■ **Что нужно сделать**: Перепечатайте дословно отрывок текста о снабжении Чехословацкой армии между словами «О Белых армиях» и «на самом деле?», включая их самих.

■ **Страница**:

========================================

О Белых армиях » Мемуары и статьи » Ф. Шип. Как происходило снабжение Чехословацкой армии?

Как происходило снабжение Чехословацкой армии?




Из брошюры Фр. Шипа, известного чехословацкого деятеля, под заглавием: «Наше хозяйство на Руси».


Генерал Сахаров в своей книге «Белая Сибирь» упрекает нас в том, что мы имели русскую форму, оружие, сукно, продукты, упрекает нас в производстве реквизиций не только в государственных складах, но и частного имущества, вообще «всего, что только попало под руку, не считаясь с тем, кому это принадлежало». Как же было на самом деле?

========================================

■ **Сохранённые объекты**:
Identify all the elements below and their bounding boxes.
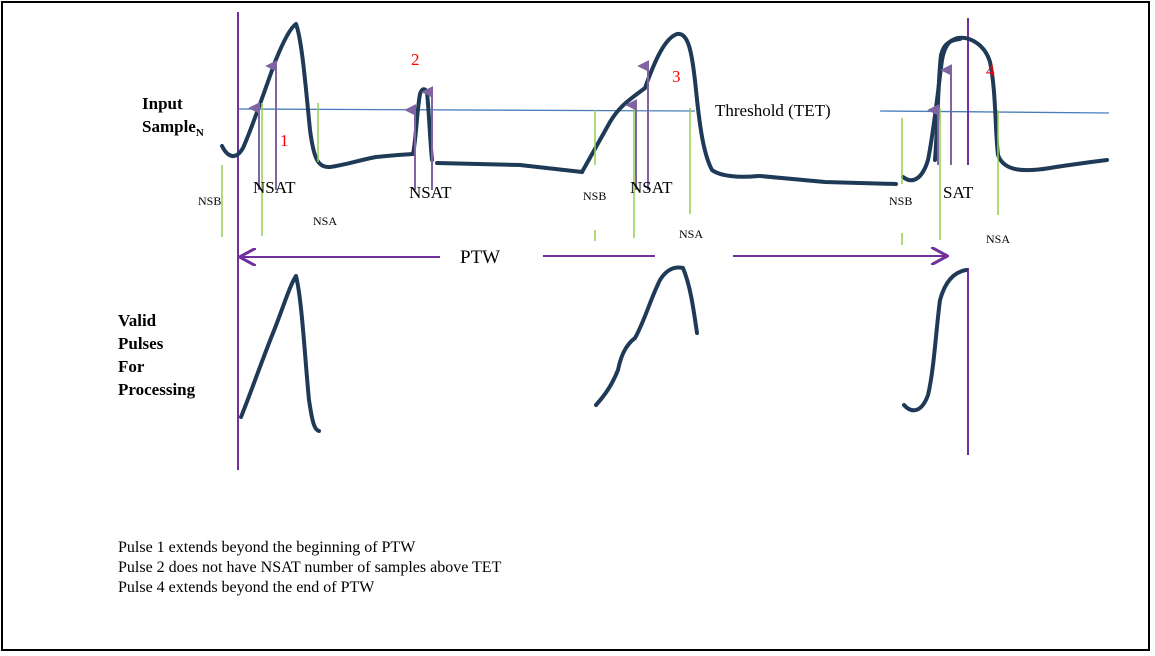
input-label: Input (142, 94, 183, 113)
pulse-number-1: 1 (280, 131, 289, 150)
threshold-arrows (248, 60, 953, 190)
waveform-pulse-4-overlay (933, 37, 962, 162)
waveform-pulse-3 (580, 31, 760, 179)
nsa-label-1: NSA (313, 214, 337, 228)
sample-subscript: N (195, 127, 204, 139)
waveform-baseline-2 (435, 161, 584, 174)
valid-label-line-3: For (118, 357, 145, 376)
notes: Pulse 1 extends beyond the beginning of … (118, 538, 501, 598)
note-3: Pulse 4 extends beyond the end of PTW (118, 579, 375, 596)
valid-pulse-3 (594, 265, 699, 407)
nsa-label-3: NSA (679, 227, 703, 241)
valid-label-line-1: Valid (118, 311, 157, 330)
valid-pulses-label: Valid Pulses For Processing (118, 309, 195, 401)
threshold-label: Threshold (TET) (715, 101, 831, 120)
threshold-line (237, 108, 1110, 114)
valid-pulse-4 (902, 268, 968, 413)
ptw-label: PTW (460, 247, 500, 268)
valid-label-line-4: Processing (118, 380, 196, 399)
nsat-label-3: NSAT (630, 178, 673, 197)
valid-pulses (239, 265, 968, 433)
sat-label-4: SAT (943, 183, 974, 202)
waveform-pulse-4 (901, 35, 1109, 183)
note-1: Pulse 1 extends beyond the beginning of … (118, 539, 416, 556)
waveform-gap-1 (328, 152, 415, 169)
waveform-pulse-1 (220, 22, 330, 169)
nsb-label-1: NSB (198, 194, 221, 208)
sample-label-text: Sample (142, 117, 196, 136)
pulse-number-2: 2 (411, 50, 420, 69)
nsat-label-1: NSAT (253, 178, 296, 197)
nsb-label-4: NSB (889, 194, 912, 208)
input-waveform (220, 22, 1109, 186)
pulse-number-3: 3 (672, 67, 681, 86)
pulse-number-4: 4 (986, 61, 995, 80)
waveform-baseline-3 (758, 174, 898, 186)
sample-ticks (221, 103, 999, 245)
sample-label: SampleN (142, 117, 204, 143)
note-2: Pulse 2 does not have NSAT number of sam… (118, 559, 502, 576)
nsa-label-4: NSA (986, 232, 1010, 246)
nsat-label-2: NSAT (409, 183, 452, 202)
ptw-arrow (241, 256, 946, 257)
valid-label-line-2: Pulses (118, 334, 164, 353)
nsb-label-3: NSB (583, 189, 606, 203)
valid-pulse-1 (239, 274, 321, 433)
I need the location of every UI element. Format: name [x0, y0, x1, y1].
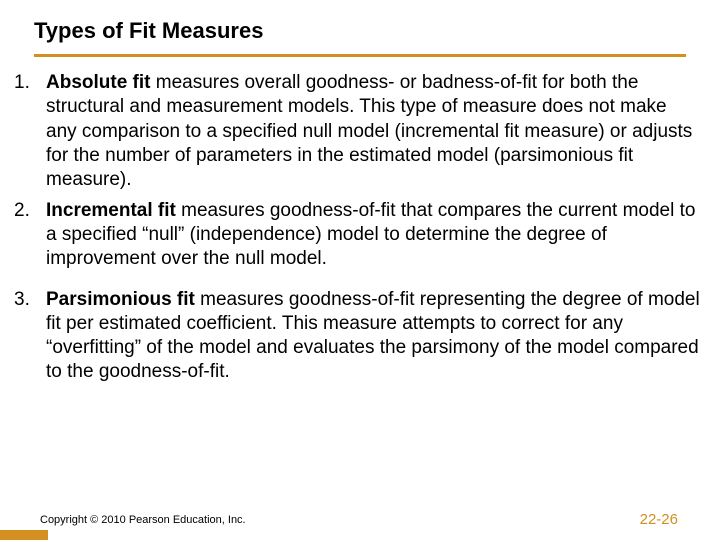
slide: Types of Fit Measures Absolute fit measu… — [0, 0, 720, 540]
fit-measures-list: Absolute fit measures overall goodness- … — [10, 71, 700, 385]
footer-accent-bar — [0, 530, 48, 540]
list-item: Absolute fit measures overall goodness- … — [40, 71, 700, 193]
item-term: Absolute fit — [46, 72, 151, 93]
list-gap — [40, 278, 700, 288]
copyright-text: Copyright © 2010 Pearson Education, Inc. — [40, 514, 246, 526]
footer: Copyright © 2010 Pearson Education, Inc.… — [0, 502, 720, 540]
title-wrap: Types of Fit Measures — [0, 0, 720, 44]
slide-title: Types of Fit Measures — [34, 18, 720, 44]
slide-body: Absolute fit measures overall goodness- … — [0, 57, 720, 385]
list-item: Incremental fit measures goodness-of-fit… — [40, 199, 700, 272]
page-number: 22-26 — [640, 511, 678, 528]
item-term: Incremental fit — [46, 200, 176, 221]
item-term: Parsimonious fit — [46, 289, 195, 310]
list-item: Parsimonious fit measures goodness-of-fi… — [40, 288, 700, 385]
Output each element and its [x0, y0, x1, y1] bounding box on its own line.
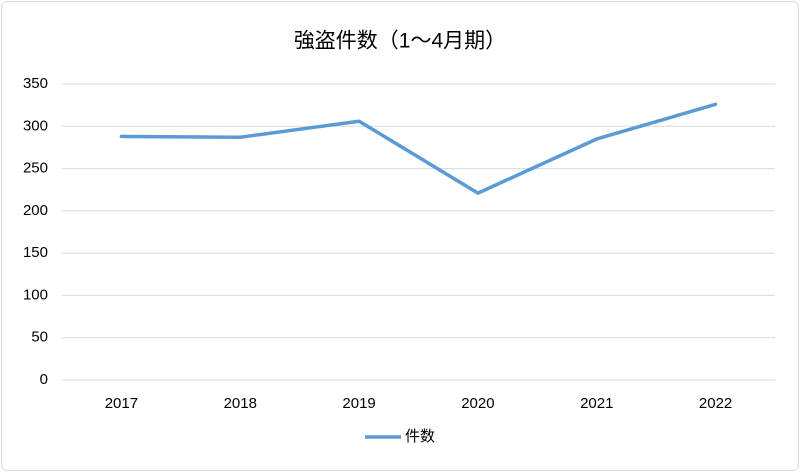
x-tick-label: 2018 [224, 395, 257, 412]
x-tick-label: 2022 [699, 395, 732, 412]
y-tick-label: 200 [23, 202, 48, 219]
y-tick-label: 250 [23, 160, 48, 177]
y-tick-label: 100 [23, 286, 48, 303]
x-tick-label: 2021 [580, 395, 613, 412]
legend-label: 件数 [405, 428, 435, 445]
data-line [119, 102, 718, 195]
y-tick-label: 0 [40, 371, 48, 388]
y-tick-label: 150 [23, 244, 48, 261]
y-tick-label: 300 [23, 117, 48, 134]
y-tick-label: 350 [23, 75, 48, 92]
x-tick-label: 2020 [461, 395, 494, 412]
chart-title: 強盗件数（1～4月期） [294, 30, 506, 53]
x-tick-label: 2017 [105, 395, 138, 412]
y-tick-label: 50 [31, 329, 48, 346]
x-tick-label: 2019 [342, 395, 375, 412]
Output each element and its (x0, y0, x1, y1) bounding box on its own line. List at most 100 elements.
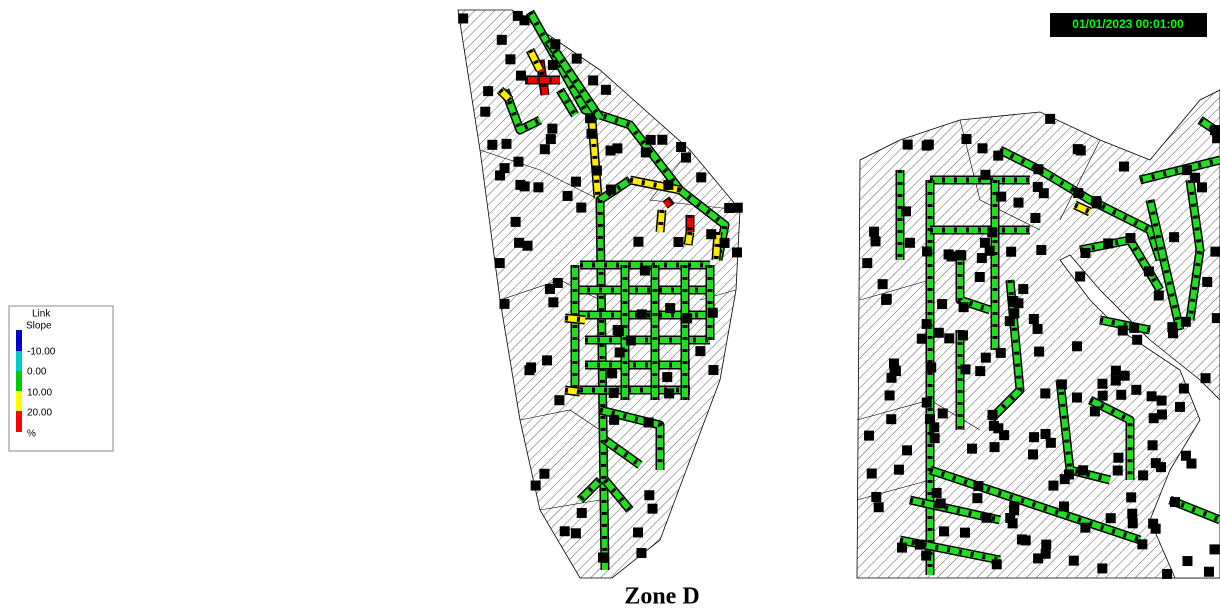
subcatchment-marker (993, 151, 1003, 161)
subcatchment-marker (1014, 198, 1024, 208)
subcatchment-marker (1113, 466, 1123, 476)
subcatchment-marker (886, 414, 896, 424)
subcatchment-marker (982, 513, 992, 523)
subcatchment-marker (989, 421, 999, 431)
subcatchment-marker (1080, 523, 1090, 533)
subcatchment-marker (637, 309, 647, 319)
subcatchment-marker (961, 134, 971, 144)
subcatchment-marker (664, 388, 674, 398)
subcatchment-marker (871, 236, 881, 246)
subcatchment-marker (967, 444, 977, 454)
subcatchment-marker (1157, 410, 1167, 420)
caption: Zone D (624, 584, 699, 610)
subcatchment-marker (924, 140, 934, 150)
subcatchment-marker (1151, 458, 1161, 468)
subcatchment-marker (548, 60, 558, 70)
subcatchment-marker (915, 540, 925, 550)
legend-swatch (16, 371, 22, 391)
subcatchment-marker (978, 143, 988, 153)
subcatchment-marker (553, 278, 563, 288)
subcatchment-marker (1073, 144, 1083, 154)
subcatchment-marker (922, 398, 932, 408)
subcatchment-marker (586, 129, 596, 139)
subcatchment-marker (1078, 465, 1088, 475)
subcatchment-marker (515, 180, 525, 190)
subcatchment-marker (1033, 324, 1043, 334)
subcatchment-marker (1182, 556, 1192, 566)
legend-break: 10.00 (27, 388, 52, 399)
subcatchment-marker (682, 313, 692, 323)
subcatchment-marker (1127, 509, 1137, 519)
subcatchment-marker (894, 465, 904, 475)
subcatchment-marker (1132, 335, 1142, 345)
legend-box (9, 306, 113, 451)
subcatchment-marker (516, 71, 526, 81)
subcatchment-marker (724, 203, 734, 213)
subcatchment-marker (609, 388, 619, 398)
subcatchment-marker (938, 408, 948, 418)
subcatchment-marker (1034, 347, 1044, 357)
subcatchment-marker (1137, 539, 1147, 549)
subcatchment-marker (554, 395, 564, 405)
subcatchment-marker (540, 144, 550, 154)
subcatchment-marker (1147, 391, 1157, 401)
subcatchment-marker (1064, 469, 1074, 479)
subcatchment-marker (674, 237, 684, 247)
subcatchment-marker (706, 229, 716, 239)
subcatchment-marker (480, 107, 490, 117)
subcatchment-marker (513, 157, 523, 167)
subcatchment-marker (483, 86, 493, 96)
subcatchment-marker (1157, 396, 1167, 406)
subcatchment-marker (1103, 238, 1113, 248)
subcatchment-marker (646, 135, 656, 145)
subcatchment-marker (633, 527, 643, 537)
subcatchment-marker (733, 203, 743, 213)
legend: Link Slope -10.00 0.00 10.00 20.00 % (9, 306, 113, 451)
subcatchment-marker (505, 54, 515, 64)
subcatchment-marker (1118, 325, 1128, 335)
subcatchment-marker (1209, 544, 1219, 554)
subcatchment-marker (1018, 284, 1028, 294)
subcatchment-marker (1119, 162, 1129, 172)
subcatchment-marker (499, 299, 509, 309)
subcatchment-marker (1120, 371, 1130, 381)
subcatchment-marker (1069, 556, 1079, 566)
subcatchment-marker (1144, 266, 1154, 276)
subcatchment-marker (1201, 373, 1211, 383)
legend-title: Link (32, 309, 51, 320)
subcatchment-marker (550, 39, 560, 49)
subcatchment-marker (1075, 271, 1085, 281)
subcatchment-marker (1013, 298, 1023, 308)
subcatchment-marker (1212, 313, 1220, 323)
subcatchment-marker (501, 139, 511, 149)
subcatchment-marker (519, 15, 529, 25)
subcatchment-marker (1097, 563, 1107, 573)
subcatchment-marker (960, 364, 970, 374)
subcatchment-marker (1128, 518, 1138, 528)
legend-swatch (16, 411, 22, 432)
subcatchment-marker (626, 335, 636, 345)
subcatchment-marker (975, 272, 985, 282)
subcatchment-marker (1029, 314, 1039, 324)
subcatchment-marker (588, 75, 598, 85)
subcatchment-marker (874, 502, 884, 512)
subcatchment-marker (497, 35, 507, 45)
subcatchment-marker (980, 170, 990, 180)
subcatchment-marker (890, 365, 900, 375)
subcatchment-marker (1210, 247, 1220, 257)
subcatchment-marker (985, 246, 995, 256)
subcatchment-marker (1190, 173, 1200, 183)
subcatchment-marker (999, 430, 1009, 440)
subcatchment-marker (934, 328, 944, 338)
subcatchment-marker (871, 492, 881, 502)
subcatchment-marker (944, 333, 954, 343)
subcatchment-marker (996, 348, 1006, 358)
link (565, 318, 585, 320)
subcatchment-marker (1033, 553, 1043, 563)
legend-swatch (16, 391, 22, 411)
subcatchment-marker (1030, 213, 1040, 223)
subcatchment-marker (1129, 323, 1139, 333)
subcatchment-marker (905, 238, 915, 248)
subcatchment-marker (1057, 379, 1067, 389)
subcatchment-marker (1179, 384, 1189, 394)
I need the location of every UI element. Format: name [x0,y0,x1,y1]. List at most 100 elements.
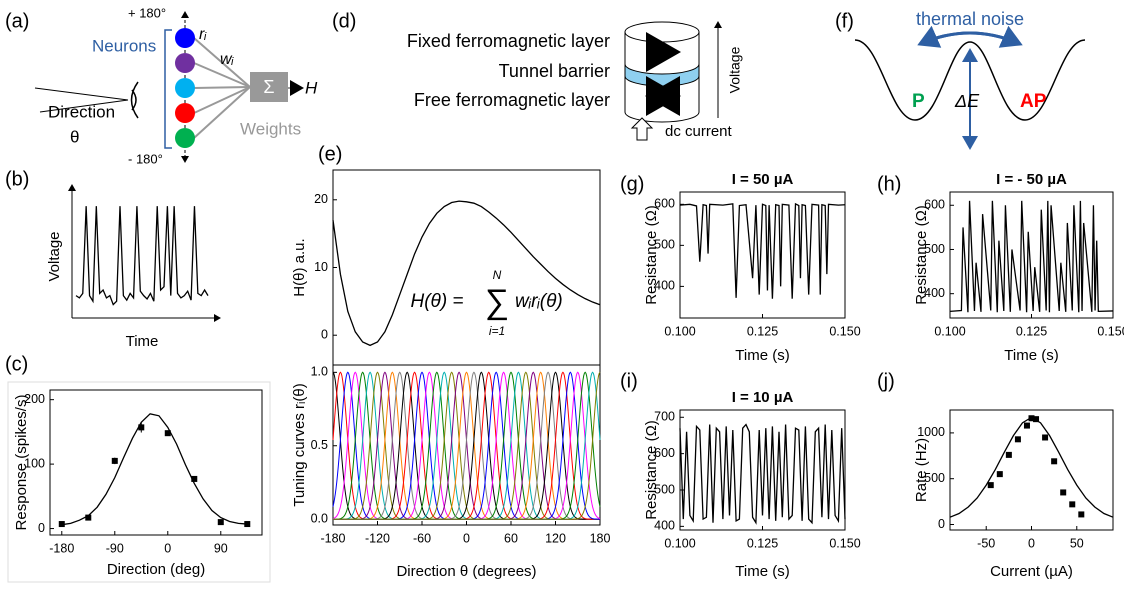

========================================

■ **Решение задачи**:
О Белых армиях » Мемуары и статьи » Ф. Шип. Как происходило снабжение Чехословацкой армии?

Как происходило снабжение Чехословацкой армии?




Из брошюры Фр. Шипа, известного чехословацкого деятеля, под заглавием: «Наше хозяйство на Руси».


Генерал Сахаров в своей книге «Белая Сибирь» упрекает нас в том, что мы имели русскую форму, оружие, сукно, продукты, упрекает нас в производстве реквизиций не только в государственных складах, но и частного имущества, вообще «всего, что только попало под руку, не считаясь с тем, кому это принадлежало». Как же было на самом деле?